AIM OF THE EXERCISE: Look through the data for the string "this". Copy every line where it is found.

Excerpt from a dataset
┄┄┄┄┄┄┄┄┄┄
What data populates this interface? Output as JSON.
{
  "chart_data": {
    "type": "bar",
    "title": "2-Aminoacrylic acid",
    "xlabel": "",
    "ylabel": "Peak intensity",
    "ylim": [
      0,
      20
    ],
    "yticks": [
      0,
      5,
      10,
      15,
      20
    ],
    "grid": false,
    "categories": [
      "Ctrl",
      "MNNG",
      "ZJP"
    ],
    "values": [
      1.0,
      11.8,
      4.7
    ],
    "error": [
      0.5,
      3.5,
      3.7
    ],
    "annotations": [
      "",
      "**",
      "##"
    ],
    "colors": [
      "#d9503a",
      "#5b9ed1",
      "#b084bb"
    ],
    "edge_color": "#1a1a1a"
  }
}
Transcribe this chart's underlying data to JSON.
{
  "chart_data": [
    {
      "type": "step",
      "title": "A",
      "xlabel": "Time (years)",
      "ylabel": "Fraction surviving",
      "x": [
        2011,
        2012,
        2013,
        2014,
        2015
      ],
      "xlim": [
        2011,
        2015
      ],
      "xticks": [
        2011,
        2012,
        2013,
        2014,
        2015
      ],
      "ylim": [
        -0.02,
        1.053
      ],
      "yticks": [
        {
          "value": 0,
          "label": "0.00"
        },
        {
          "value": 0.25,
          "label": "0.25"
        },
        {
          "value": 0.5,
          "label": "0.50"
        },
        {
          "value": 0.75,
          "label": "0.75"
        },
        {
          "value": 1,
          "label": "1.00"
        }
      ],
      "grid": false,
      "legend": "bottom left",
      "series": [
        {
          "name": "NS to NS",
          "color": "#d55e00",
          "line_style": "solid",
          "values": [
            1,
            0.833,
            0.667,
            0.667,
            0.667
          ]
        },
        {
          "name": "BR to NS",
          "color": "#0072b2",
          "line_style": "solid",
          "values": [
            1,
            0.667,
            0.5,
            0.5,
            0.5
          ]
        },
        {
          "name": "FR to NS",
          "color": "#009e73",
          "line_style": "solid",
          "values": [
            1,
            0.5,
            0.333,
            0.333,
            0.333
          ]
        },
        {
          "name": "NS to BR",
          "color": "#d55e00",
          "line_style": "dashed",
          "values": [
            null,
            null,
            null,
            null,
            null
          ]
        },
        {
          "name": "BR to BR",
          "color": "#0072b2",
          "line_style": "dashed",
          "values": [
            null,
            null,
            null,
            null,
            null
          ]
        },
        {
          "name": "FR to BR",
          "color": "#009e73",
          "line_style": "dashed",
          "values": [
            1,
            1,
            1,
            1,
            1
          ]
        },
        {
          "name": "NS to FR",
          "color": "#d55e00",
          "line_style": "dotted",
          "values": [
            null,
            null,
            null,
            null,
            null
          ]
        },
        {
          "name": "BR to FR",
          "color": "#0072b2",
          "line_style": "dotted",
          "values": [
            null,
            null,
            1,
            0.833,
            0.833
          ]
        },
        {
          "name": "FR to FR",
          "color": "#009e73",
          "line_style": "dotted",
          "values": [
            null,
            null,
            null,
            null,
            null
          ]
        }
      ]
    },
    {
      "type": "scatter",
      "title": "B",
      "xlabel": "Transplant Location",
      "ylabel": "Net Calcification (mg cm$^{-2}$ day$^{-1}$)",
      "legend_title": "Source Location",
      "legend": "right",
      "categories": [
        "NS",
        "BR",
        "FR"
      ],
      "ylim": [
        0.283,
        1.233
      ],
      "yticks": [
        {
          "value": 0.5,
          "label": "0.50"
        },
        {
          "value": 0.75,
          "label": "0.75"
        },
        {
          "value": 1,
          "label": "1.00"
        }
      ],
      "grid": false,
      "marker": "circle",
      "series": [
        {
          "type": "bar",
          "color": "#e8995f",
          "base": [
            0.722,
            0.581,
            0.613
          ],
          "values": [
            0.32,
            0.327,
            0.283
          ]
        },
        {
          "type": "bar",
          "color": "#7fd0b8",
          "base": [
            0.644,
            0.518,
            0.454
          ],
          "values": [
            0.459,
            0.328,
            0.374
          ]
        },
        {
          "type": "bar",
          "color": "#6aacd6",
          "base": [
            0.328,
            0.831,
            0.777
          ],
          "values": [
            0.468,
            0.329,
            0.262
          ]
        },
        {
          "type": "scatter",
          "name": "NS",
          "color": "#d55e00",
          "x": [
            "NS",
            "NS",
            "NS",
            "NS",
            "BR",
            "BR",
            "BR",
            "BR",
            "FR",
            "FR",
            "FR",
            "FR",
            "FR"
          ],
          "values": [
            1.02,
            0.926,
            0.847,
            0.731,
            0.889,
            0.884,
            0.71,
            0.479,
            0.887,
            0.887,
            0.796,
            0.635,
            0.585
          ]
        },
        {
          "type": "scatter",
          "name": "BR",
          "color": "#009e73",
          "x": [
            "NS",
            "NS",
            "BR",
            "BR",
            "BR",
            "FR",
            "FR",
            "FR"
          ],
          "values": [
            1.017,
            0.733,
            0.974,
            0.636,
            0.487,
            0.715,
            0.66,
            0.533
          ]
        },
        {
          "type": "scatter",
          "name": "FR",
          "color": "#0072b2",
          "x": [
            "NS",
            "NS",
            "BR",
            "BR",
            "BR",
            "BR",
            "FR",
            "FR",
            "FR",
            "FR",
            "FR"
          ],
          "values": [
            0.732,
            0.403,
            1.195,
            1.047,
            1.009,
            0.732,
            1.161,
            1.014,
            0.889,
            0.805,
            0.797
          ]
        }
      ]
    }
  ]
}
┄┄┄┄┄┄┄┄┄┄
WRITTEN RESPONSE:
What data populates this interface? Output as JSON.
Transcribe this chart's underlying data to JSON.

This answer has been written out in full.